SELECTED EXTRACT below:

Multi-Objective Deep-Learning-based Biomechanical Deformable Image Registration with MOREA

TL;DR

This work integrates fast, deep-learning-based deformable image registration with a biomechanical, multi-objective optimization framework to address large deformations and content mismatch. By initializing MOREA’s FEM-like mesh transformation model with DL-MODIR predictions, the proposed DL-MOREA hybrid achieves high-quality registrations with reduced folding and improved bladder contour alignment, particularly for challenging cases, and faster convergence than MOREA alone. The study demonstrates the hybrid’s advantages on pelvic CT data with significant bladder changes, showing potential for clinical deployment where both realism and efficiency are critical. The results suggest that combining DL speed with biomechanical realism in a multi-objective setting can provide robust, clinically useful DIR solutions across different scenarios.

Abstract

When choosing a deformable image registration (DIR) approach for images with large deformations and content mismatch, the realism of found transformations often needs to be traded off against the required runtime. DIR approaches using deep learning (DL) techniques have shown remarkable promise in instantly predicting a transformation. However, on difficult registration problems, the realism of these transformations can fall short. DIR approaches using biomechanical, finite element modeling (FEM) techniques can find more realistic transformations, but tend to require much longer runtimes. This work proposes the first hybrid approach to combine them, with the aim of getting the best of both worlds. This hybrid approach, called DL-MOREA, combines a recently introduced multi-objective DL-based DIR approach which leverages the VoxelMorph framework, called DL-MODIR, with MOREA, an evolutionary algorithm-based, multi-objective DIR approach in which a FEM-like biomechanical mesh transformation model is used. In our proposed hybrid approach, the DL results are used to smartly initialize MOREA, with the aim of more efficiently optimizing its mesh transformation model. We empirically compare DL-MOREA against its components, DL-MODIR and MOREA, on CT scan pairs capturing large bladder filling differences of 15 cervical cancer patients. While MOREA requires a median runtime of 45 minutes, DL-MOREA can already find high-quality transformations after 5 minutes. Compared to the DL-MODIR transformations, the transformations found by DL-MOREA exhibit far less folding and improve or preserve the bladder contour distance error.

End of SELECTED EXTRACT.
DATASET ENTRIES below:

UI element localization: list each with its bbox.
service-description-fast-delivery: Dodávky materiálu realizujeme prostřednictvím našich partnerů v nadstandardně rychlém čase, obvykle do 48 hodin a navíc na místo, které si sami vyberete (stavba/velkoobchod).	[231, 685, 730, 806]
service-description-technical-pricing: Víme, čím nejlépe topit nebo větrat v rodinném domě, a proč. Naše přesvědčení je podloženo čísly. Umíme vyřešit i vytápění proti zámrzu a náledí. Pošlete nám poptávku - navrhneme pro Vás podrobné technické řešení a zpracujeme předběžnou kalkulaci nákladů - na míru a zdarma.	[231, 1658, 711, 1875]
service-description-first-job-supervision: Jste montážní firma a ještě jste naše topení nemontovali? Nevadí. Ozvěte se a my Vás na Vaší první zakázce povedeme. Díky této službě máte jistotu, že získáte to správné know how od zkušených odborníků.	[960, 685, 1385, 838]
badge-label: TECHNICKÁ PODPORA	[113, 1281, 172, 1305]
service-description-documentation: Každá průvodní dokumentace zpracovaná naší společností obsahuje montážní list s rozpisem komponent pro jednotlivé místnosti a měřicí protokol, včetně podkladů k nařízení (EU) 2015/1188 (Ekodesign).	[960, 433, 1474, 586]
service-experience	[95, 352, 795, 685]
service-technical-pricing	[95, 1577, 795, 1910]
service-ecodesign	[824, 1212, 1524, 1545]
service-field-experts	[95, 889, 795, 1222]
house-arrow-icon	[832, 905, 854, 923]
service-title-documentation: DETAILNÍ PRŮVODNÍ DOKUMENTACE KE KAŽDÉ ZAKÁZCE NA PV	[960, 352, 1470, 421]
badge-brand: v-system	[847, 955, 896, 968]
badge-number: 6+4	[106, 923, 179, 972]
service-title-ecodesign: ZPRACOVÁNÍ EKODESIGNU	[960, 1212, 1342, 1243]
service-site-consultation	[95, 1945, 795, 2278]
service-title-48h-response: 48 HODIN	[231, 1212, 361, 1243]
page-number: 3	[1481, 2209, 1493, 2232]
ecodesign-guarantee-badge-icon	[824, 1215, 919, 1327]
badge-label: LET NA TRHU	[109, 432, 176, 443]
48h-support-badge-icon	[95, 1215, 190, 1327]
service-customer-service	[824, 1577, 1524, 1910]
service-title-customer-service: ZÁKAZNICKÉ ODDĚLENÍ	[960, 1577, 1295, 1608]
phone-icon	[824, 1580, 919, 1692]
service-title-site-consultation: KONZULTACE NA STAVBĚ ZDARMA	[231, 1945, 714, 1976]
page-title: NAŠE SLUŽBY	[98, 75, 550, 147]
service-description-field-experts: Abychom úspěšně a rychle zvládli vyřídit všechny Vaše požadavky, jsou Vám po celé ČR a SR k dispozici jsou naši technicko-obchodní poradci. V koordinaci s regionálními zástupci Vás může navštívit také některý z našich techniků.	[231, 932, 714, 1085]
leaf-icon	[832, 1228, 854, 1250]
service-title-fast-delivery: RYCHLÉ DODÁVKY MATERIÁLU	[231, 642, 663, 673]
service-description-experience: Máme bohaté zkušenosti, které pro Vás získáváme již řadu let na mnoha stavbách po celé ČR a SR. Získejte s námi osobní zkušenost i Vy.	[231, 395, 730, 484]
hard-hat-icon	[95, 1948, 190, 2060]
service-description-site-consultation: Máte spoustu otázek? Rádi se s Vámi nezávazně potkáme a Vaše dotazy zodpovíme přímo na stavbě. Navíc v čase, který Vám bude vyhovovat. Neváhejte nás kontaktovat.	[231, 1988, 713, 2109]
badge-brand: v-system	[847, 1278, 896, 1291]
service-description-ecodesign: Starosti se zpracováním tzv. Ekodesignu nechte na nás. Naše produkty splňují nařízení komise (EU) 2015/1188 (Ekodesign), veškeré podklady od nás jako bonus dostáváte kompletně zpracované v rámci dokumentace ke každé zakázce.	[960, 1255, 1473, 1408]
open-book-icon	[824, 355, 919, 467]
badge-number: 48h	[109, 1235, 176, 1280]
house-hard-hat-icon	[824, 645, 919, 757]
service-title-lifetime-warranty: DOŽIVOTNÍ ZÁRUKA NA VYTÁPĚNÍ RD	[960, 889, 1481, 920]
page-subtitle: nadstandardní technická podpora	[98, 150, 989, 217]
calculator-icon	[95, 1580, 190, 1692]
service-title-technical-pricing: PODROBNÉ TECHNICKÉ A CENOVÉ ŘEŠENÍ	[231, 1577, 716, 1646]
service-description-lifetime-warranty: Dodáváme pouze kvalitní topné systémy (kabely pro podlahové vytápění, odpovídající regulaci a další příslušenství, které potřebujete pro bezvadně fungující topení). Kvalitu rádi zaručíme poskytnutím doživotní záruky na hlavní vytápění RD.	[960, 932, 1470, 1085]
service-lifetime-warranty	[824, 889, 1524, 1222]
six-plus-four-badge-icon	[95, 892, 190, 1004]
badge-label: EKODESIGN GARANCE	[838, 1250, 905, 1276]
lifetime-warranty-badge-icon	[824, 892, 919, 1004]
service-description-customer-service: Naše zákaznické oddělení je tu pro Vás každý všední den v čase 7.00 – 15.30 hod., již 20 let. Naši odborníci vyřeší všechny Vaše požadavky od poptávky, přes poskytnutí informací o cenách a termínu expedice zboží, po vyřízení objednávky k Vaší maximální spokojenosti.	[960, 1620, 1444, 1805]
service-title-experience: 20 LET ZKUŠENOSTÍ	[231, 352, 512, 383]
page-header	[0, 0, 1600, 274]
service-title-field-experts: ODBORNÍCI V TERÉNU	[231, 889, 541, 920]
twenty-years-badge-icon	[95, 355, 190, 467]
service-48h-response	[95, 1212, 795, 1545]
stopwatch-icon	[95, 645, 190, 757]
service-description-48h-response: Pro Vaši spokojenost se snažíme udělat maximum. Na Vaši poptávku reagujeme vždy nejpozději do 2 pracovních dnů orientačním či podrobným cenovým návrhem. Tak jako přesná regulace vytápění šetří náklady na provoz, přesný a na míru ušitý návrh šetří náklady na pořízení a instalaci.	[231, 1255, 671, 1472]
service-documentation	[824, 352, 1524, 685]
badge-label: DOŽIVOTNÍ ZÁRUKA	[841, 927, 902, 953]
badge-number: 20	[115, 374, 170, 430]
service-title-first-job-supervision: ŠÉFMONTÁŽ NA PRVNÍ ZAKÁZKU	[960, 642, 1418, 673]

End of DATASET ENTRIES.

REQUIRED WORK:
[1] In the DL-MOREA registration text, what median runtime does MOREA require?
[2] Carry the DL-MOREA registration text forward from the end of its abstract.

PER-TASK OUTPUTS:
[1] MOREA requires a median runtime of 45 minutes.

[2]
Paper Structure

This paper contains 15 sections, 6 figures, 2 tables.

Figures (6)

  • Figure 1: Illustration of the proposed hybrid DL-MOREA DIR approach and its main components.
  • Figure 2: Reference source and target renders of the three selected patients. Shown are annotated sagittal slices.
  • Figure 3: Scatter plot of the source and target volumes of the bladder of each tested patient. Patients are clustered into three clusters by their relative volume change between source and target, indicated in color in the plot. The red line indicates unchanged volume, while all data points below it reflect patients whose target bladder volume is smaller than their source bladder volume.
  • Figure 4: Renders of the found transformations of all three approaches, showing transformed contours and inverse DVFs of automatically selected registrations. For MOREA and DL-MOREA, an early stop was simulated by storing the intermediate results of optimization after 5 min. Shown are annotated sagittal slices. Arrow color indicates deformation magnitude (see legend). The red rectangle indicates a region of interest in the analysis.
  • Figure 5: Renders of the found transformations of all three approaches after convergence, showing transformed contours and inverse DVFs of automatically selected registrations. Shown are annotated sagittal slices. Arrow color indicates deformation magnitude (see legend).